YOUR TASK » How many lines of the data include the string "this"? State the number and nothing else.

►

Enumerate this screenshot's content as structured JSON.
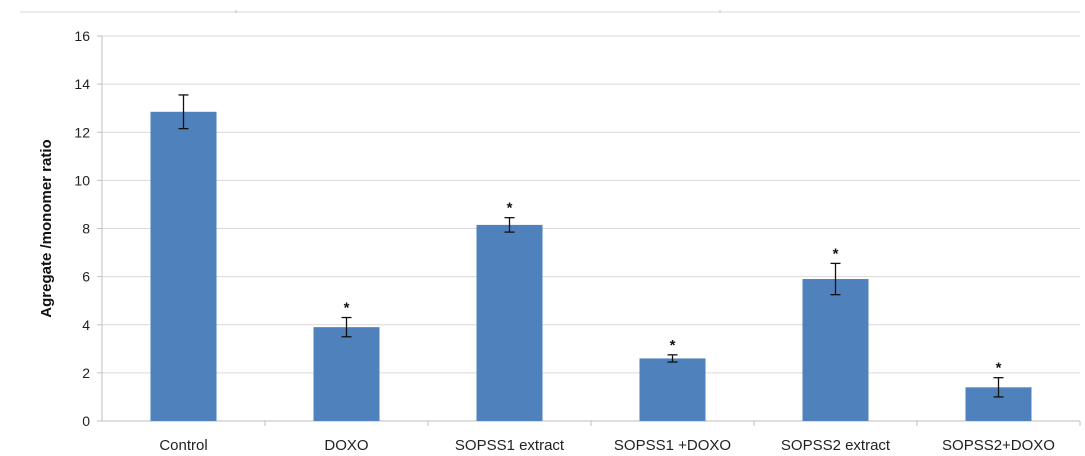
{
  "chart_data": {
    "type": "bar",
    "categories": [
      "Control",
      "DOXO",
      "SOPSS1 extract",
      "SOPSS1 +DOXO",
      "SOPSS2 extract",
      "SOPSS2+DOXO"
    ],
    "values": [
      12.85,
      3.9,
      8.15,
      2.6,
      5.9,
      1.4
    ],
    "errors": [
      0.7,
      0.4,
      0.3,
      0.15,
      0.65,
      0.4
    ],
    "annotations": [
      "",
      "*",
      "*",
      "*",
      "*",
      "*"
    ],
    "ylabel": "Agregate /monomer ratio",
    "xlabel": "",
    "title": "",
    "ylim": [
      0,
      16
    ],
    "yticks": [
      0,
      2,
      4,
      6,
      8,
      10,
      12,
      14,
      16
    ],
    "grid": true,
    "legend": "none",
    "bar_color": "#4f81bd"
  }
}
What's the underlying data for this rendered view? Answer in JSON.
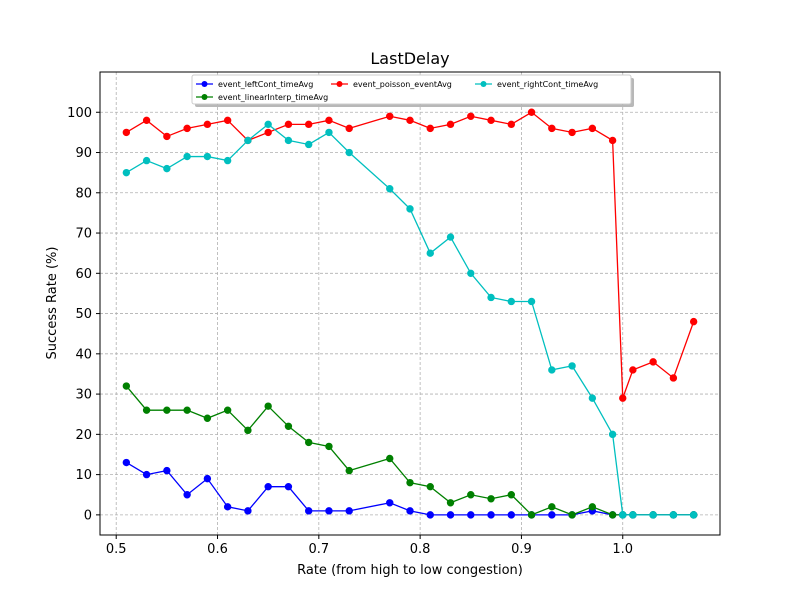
{
  "chart_data": {
    "type": "line",
    "title": "LastDelay",
    "xlabel": "Rate (from high to low congestion)",
    "ylabel": "Success Rate (%)",
    "xlim": [
      0.484,
      1.096
    ],
    "ylim": [
      -5,
      110
    ],
    "xticks": [
      0.5,
      0.6,
      0.7,
      0.8,
      0.9,
      1.0
    ],
    "xtick_labels": [
      "0.5",
      "0.6",
      "0.7",
      "0.8",
      "0.9",
      "1.0"
    ],
    "yticks": [
      0,
      10,
      20,
      30,
      40,
      50,
      60,
      70,
      80,
      90,
      100
    ],
    "ytick_labels": [
      "0",
      "10",
      "20",
      "30",
      "40",
      "50",
      "60",
      "70",
      "80",
      "90",
      "100"
    ],
    "grid": true,
    "legend_position": "top-center",
    "series": [
      {
        "name": "event_leftCont_timeAvg",
        "color": "#0000ff",
        "x": [
          0.51,
          0.53,
          0.55,
          0.57,
          0.59,
          0.61,
          0.63,
          0.65,
          0.67,
          0.69,
          0.71,
          0.73,
          0.77,
          0.79,
          0.81,
          0.83,
          0.85,
          0.87,
          0.89,
          0.91,
          0.93,
          0.95,
          0.97,
          0.99,
          1.0,
          1.01,
          1.03,
          1.05,
          1.07
        ],
        "y": [
          13,
          10,
          11,
          5,
          9,
          2,
          1,
          7,
          7,
          1,
          1,
          1,
          3,
          1,
          0,
          0,
          0,
          0,
          0,
          0,
          0,
          0,
          1,
          0,
          0,
          0,
          0,
          0,
          0
        ]
      },
      {
        "name": "event_linearInterp_timeAvg",
        "color": "#008000",
        "x": [
          0.51,
          0.53,
          0.55,
          0.57,
          0.59,
          0.61,
          0.63,
          0.65,
          0.67,
          0.69,
          0.71,
          0.73,
          0.77,
          0.79,
          0.81,
          0.83,
          0.85,
          0.87,
          0.89,
          0.91,
          0.93,
          0.95,
          0.97,
          0.99,
          1.0,
          1.01,
          1.03,
          1.05,
          1.07
        ],
        "y": [
          32,
          26,
          26,
          26,
          24,
          26,
          21,
          27,
          22,
          18,
          17,
          11,
          14,
          8,
          7,
          3,
          5,
          4,
          5,
          0,
          2,
          0,
          2,
          0,
          0,
          0,
          0,
          0,
          0
        ]
      },
      {
        "name": "event_poisson_eventAvg",
        "color": "#ff0000",
        "x": [
          0.51,
          0.53,
          0.55,
          0.57,
          0.59,
          0.61,
          0.63,
          0.65,
          0.67,
          0.69,
          0.71,
          0.73,
          0.77,
          0.79,
          0.81,
          0.83,
          0.85,
          0.87,
          0.89,
          0.91,
          0.93,
          0.95,
          0.97,
          0.99,
          1.0,
          1.01,
          1.03,
          1.05,
          1.07
        ],
        "y": [
          95,
          98,
          94,
          96,
          97,
          98,
          93,
          95,
          97,
          97,
          98,
          96,
          99,
          98,
          96,
          97,
          99,
          98,
          97,
          100,
          96,
          95,
          96,
          93,
          29,
          36,
          38,
          34,
          48
        ]
      },
      {
        "name": "event_rightCont_timeAvg",
        "color": "#00bfbf",
        "x": [
          0.51,
          0.53,
          0.55,
          0.57,
          0.59,
          0.61,
          0.63,
          0.65,
          0.67,
          0.69,
          0.71,
          0.73,
          0.77,
          0.79,
          0.81,
          0.83,
          0.85,
          0.87,
          0.89,
          0.91,
          0.93,
          0.95,
          0.97,
          0.99,
          1.0,
          1.01,
          1.03,
          1.05,
          1.07
        ],
        "y": [
          85,
          88,
          86,
          89,
          89,
          88,
          93,
          97,
          93,
          92,
          95,
          90,
          81,
          76,
          65,
          69,
          60,
          54,
          53,
          53,
          36,
          37,
          29,
          20,
          0,
          0,
          0,
          0,
          0
        ]
      }
    ]
  }
}
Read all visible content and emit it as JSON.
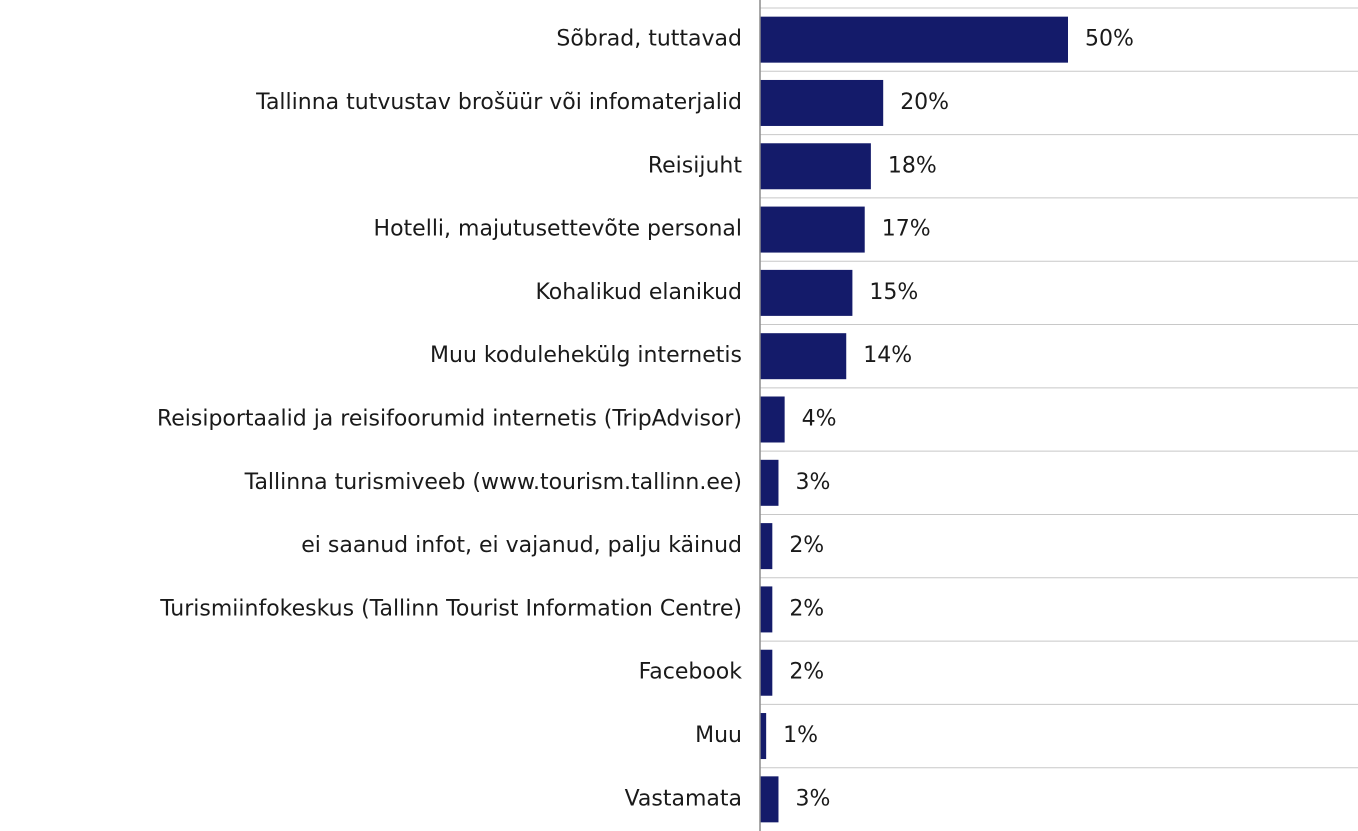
{
  "chart_data": {
    "type": "bar",
    "orientation": "horizontal",
    "color": "#141b6a",
    "categories": [
      "Sõbrad, tuttavad",
      "Tallinna tutvustav brošüür või infomaterjalid",
      "Reisijuht",
      "Hotelli, majutusettevõte personal",
      "Kohalikud elanikud",
      "Muu kodulehekülg internetis",
      "Reisiportaalid ja reisifoorumid internetis (TripAdvisor)",
      "Tallinna turismiveeb (www.tourism.tallinn.ee)",
      "ei saanud infot, ei vajanud, palju käinud",
      "Turismiinfokeskus (Tallinn Tourist Information Centre)",
      "Facebook",
      "Muu",
      "Vastamata"
    ],
    "values": [
      50,
      20,
      18,
      17,
      15,
      14,
      4,
      3,
      2,
      2,
      2,
      1,
      3
    ],
    "value_labels": [
      "50%",
      "20%",
      "18%",
      "17%",
      "15%",
      "14%",
      "4%",
      "3%",
      "2%",
      "2%",
      "2%",
      "1%",
      "3%"
    ]
  }
}
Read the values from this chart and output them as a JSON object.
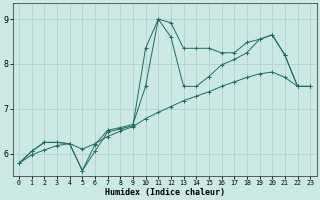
{
  "xlabel": "Humidex (Indice chaleur)",
  "background_color": "#cce8e4",
  "line_color": "#1e6b5e",
  "grid_color": "#aacfca",
  "xlim": [
    -0.5,
    23.5
  ],
  "ylim": [
    5.5,
    9.35
  ],
  "xticks": [
    0,
    1,
    2,
    3,
    4,
    5,
    6,
    7,
    8,
    9,
    10,
    11,
    12,
    13,
    14,
    15,
    16,
    17,
    18,
    19,
    20,
    21,
    22,
    23
  ],
  "yticks": [
    6,
    7,
    8,
    9
  ],
  "line1_x": [
    0,
    1,
    2,
    3,
    4,
    5,
    6,
    7,
    8,
    9,
    10,
    11,
    12,
    13,
    14,
    15,
    16,
    17,
    18,
    19,
    20,
    21,
    22,
    23
  ],
  "line1_y": [
    5.78,
    6.05,
    6.25,
    6.25,
    6.22,
    5.62,
    6.05,
    6.48,
    6.55,
    6.62,
    8.35,
    9.0,
    8.92,
    8.35,
    8.35,
    8.35,
    8.25,
    8.25,
    8.48,
    8.55,
    8.65,
    8.2,
    7.5,
    7.5
  ],
  "line2_x": [
    0,
    1,
    2,
    3,
    4,
    5,
    6,
    7,
    8,
    9,
    10,
    11,
    12,
    13,
    14,
    15,
    16,
    17,
    18,
    19,
    20,
    21,
    22,
    23
  ],
  "line2_y": [
    5.78,
    6.05,
    6.25,
    6.25,
    6.22,
    5.62,
    6.2,
    6.52,
    6.58,
    6.65,
    7.5,
    9.0,
    8.6,
    7.5,
    7.5,
    7.72,
    7.98,
    8.1,
    8.25,
    8.55,
    8.65,
    8.2,
    7.5,
    7.5
  ],
  "line3_x": [
    0,
    1,
    2,
    3,
    4,
    5,
    6,
    7,
    8,
    9,
    10,
    11,
    12,
    13,
    14,
    15,
    16,
    17,
    18,
    19,
    20,
    21,
    22,
    23
  ],
  "line3_y": [
    5.78,
    5.97,
    6.08,
    6.18,
    6.22,
    6.1,
    6.22,
    6.38,
    6.5,
    6.6,
    6.78,
    6.92,
    7.05,
    7.18,
    7.28,
    7.38,
    7.5,
    7.6,
    7.7,
    7.78,
    7.82,
    7.7,
    7.5,
    7.5
  ],
  "figsize": [
    3.2,
    2.0
  ],
  "dpi": 100
}
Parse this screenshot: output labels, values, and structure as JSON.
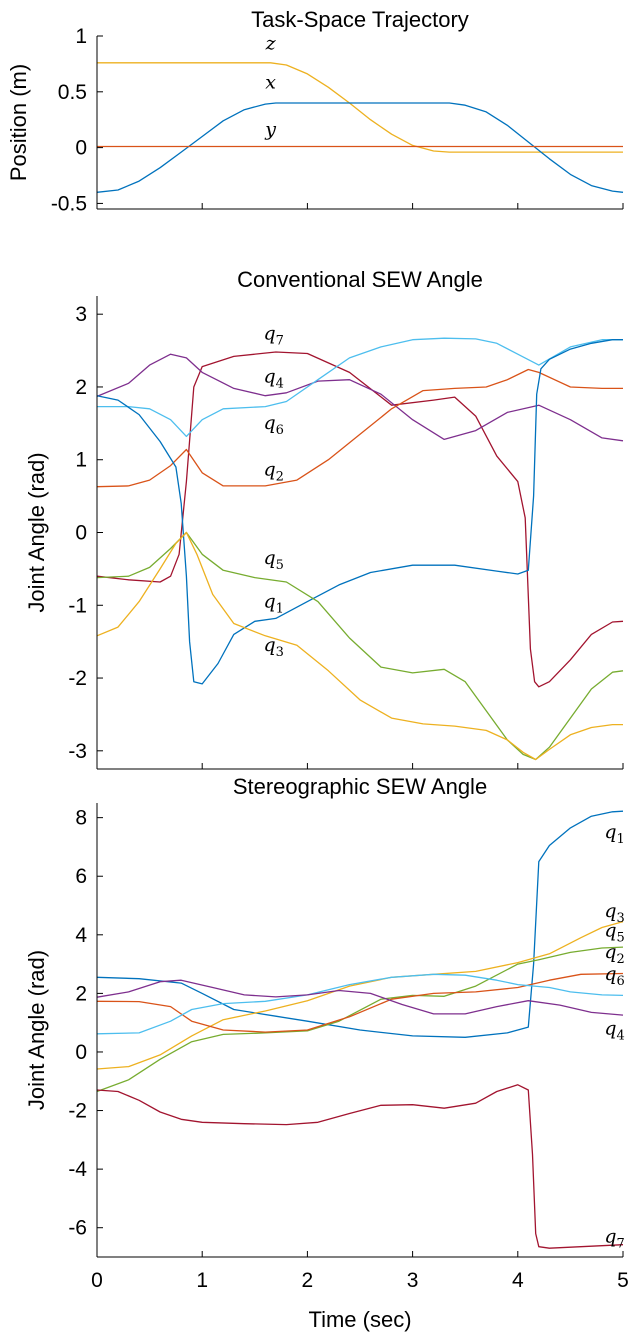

◄

WORKED SOLUTION » 4